Work request
Only lines with the word "försörja" belong in the answer; copy them from the records below.

=== Section Start ===

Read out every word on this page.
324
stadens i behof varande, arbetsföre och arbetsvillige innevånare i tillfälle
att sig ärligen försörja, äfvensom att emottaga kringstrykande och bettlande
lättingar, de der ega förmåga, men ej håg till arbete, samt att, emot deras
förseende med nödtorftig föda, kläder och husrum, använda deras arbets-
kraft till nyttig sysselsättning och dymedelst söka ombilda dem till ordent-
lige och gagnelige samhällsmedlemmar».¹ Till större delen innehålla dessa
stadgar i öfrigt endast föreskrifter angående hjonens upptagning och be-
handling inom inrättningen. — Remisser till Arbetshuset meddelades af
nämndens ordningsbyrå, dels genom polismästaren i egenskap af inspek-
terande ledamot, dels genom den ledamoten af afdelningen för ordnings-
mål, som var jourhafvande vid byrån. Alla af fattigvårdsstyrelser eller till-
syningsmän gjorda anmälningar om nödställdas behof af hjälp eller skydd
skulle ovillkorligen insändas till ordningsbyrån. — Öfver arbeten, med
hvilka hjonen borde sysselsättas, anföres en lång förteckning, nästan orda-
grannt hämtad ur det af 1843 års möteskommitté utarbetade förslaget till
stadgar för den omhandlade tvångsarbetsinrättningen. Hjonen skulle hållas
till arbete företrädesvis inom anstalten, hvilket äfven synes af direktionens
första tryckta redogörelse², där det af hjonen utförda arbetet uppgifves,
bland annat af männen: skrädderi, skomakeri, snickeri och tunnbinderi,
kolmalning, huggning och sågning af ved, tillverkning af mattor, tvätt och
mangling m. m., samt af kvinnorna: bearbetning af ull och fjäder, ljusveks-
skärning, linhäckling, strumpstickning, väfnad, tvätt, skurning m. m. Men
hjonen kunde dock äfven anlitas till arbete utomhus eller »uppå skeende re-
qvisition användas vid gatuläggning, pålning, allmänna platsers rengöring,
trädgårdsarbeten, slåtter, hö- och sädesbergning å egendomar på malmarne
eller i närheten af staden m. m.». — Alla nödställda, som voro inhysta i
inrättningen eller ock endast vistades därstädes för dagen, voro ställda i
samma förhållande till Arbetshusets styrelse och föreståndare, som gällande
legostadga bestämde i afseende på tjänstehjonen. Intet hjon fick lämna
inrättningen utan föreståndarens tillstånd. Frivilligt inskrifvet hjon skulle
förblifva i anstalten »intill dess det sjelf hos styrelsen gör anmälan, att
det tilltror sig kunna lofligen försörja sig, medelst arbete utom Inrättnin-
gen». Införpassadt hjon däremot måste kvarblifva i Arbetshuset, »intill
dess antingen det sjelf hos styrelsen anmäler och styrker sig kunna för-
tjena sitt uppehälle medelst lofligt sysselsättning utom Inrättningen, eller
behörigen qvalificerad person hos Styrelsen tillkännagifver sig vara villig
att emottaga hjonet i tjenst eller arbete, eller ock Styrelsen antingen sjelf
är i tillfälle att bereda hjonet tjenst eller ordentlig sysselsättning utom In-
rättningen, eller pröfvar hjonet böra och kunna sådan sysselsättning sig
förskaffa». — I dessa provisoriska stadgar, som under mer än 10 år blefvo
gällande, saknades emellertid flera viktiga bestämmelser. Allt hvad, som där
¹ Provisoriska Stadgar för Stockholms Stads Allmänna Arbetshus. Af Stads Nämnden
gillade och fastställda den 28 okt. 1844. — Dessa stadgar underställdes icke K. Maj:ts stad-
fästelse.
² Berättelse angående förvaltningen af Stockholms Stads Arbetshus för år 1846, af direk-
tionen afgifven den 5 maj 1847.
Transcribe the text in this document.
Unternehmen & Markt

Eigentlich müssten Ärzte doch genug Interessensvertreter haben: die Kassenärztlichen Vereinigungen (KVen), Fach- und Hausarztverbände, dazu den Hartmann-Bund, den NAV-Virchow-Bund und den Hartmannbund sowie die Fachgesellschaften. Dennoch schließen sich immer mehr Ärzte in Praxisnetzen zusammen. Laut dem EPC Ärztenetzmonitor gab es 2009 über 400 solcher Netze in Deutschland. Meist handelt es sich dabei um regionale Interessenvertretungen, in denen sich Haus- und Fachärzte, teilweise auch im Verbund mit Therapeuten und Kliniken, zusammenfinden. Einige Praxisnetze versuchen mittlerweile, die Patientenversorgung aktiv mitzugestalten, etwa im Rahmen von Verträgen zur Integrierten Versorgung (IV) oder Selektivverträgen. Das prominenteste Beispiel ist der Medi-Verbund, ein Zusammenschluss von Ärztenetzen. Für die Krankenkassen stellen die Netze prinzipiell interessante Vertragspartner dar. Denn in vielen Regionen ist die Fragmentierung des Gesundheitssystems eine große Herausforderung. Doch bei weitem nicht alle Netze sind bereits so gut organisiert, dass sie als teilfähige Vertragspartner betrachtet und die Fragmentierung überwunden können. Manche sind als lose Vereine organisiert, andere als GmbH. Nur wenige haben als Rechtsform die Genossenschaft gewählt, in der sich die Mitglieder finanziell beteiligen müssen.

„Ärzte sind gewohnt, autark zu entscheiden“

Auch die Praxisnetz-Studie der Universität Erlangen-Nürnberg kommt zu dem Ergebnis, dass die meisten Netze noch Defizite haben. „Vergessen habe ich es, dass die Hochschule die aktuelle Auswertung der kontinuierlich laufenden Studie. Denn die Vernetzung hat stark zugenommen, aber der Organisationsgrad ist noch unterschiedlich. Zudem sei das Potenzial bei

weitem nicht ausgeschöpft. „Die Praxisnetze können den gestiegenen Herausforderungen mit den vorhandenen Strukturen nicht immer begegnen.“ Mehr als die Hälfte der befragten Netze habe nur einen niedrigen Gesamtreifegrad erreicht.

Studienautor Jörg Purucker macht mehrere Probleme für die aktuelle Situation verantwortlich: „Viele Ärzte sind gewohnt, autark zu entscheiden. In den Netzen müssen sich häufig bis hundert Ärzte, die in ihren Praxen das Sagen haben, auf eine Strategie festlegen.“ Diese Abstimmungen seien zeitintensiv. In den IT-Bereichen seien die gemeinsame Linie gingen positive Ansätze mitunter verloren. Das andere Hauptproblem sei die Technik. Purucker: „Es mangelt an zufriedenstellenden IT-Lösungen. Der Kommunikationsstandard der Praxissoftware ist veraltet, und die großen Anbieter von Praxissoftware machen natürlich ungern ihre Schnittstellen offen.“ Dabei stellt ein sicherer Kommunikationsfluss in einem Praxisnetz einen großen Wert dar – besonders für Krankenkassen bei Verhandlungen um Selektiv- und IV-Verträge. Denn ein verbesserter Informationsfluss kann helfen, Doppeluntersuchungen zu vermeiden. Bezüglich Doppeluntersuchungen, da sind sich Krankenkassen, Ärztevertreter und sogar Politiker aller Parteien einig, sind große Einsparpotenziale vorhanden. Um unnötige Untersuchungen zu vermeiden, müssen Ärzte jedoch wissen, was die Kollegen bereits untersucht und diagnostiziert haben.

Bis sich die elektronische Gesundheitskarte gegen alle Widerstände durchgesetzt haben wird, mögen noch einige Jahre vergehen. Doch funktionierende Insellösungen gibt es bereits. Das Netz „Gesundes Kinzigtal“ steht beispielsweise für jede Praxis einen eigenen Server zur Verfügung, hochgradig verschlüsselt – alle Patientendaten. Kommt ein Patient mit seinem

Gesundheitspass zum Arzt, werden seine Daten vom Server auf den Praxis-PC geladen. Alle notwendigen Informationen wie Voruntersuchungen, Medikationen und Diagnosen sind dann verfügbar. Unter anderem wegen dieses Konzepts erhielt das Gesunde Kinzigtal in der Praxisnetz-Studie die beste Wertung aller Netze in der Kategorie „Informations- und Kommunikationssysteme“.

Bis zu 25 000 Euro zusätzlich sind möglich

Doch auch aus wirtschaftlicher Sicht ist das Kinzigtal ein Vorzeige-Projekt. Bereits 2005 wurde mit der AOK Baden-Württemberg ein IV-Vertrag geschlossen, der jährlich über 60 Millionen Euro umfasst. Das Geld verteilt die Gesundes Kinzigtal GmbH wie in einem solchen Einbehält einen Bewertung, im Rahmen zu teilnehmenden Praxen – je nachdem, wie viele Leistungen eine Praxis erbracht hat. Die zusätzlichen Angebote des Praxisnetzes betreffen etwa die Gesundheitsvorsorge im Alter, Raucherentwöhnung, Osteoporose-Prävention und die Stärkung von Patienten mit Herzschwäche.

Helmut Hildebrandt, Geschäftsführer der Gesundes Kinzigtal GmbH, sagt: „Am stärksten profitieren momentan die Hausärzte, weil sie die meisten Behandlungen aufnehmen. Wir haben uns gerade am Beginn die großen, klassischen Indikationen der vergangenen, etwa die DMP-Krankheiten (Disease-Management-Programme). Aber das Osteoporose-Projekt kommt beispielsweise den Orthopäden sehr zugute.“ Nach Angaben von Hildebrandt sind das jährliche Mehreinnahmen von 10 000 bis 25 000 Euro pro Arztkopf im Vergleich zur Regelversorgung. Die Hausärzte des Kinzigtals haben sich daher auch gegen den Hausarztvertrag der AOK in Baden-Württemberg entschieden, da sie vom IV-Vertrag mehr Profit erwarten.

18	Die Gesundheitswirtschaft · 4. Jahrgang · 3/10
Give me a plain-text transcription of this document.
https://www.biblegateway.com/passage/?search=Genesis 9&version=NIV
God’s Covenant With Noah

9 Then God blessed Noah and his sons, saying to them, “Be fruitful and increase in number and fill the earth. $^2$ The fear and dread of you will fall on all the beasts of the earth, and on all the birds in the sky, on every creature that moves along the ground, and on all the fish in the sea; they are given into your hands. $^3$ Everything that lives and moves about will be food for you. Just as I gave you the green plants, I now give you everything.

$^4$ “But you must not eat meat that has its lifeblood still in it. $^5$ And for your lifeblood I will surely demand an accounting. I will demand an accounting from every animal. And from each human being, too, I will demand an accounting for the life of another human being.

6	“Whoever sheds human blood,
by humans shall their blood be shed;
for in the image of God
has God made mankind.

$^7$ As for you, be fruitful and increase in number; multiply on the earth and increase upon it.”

=== Section End ===

Reply
att sig ärligen försörja, äfvensom att emottaga kringstrykande och bettlande
det tilltror sig kunna lofligen försörja sig, medelst arbete utom Inrättnin-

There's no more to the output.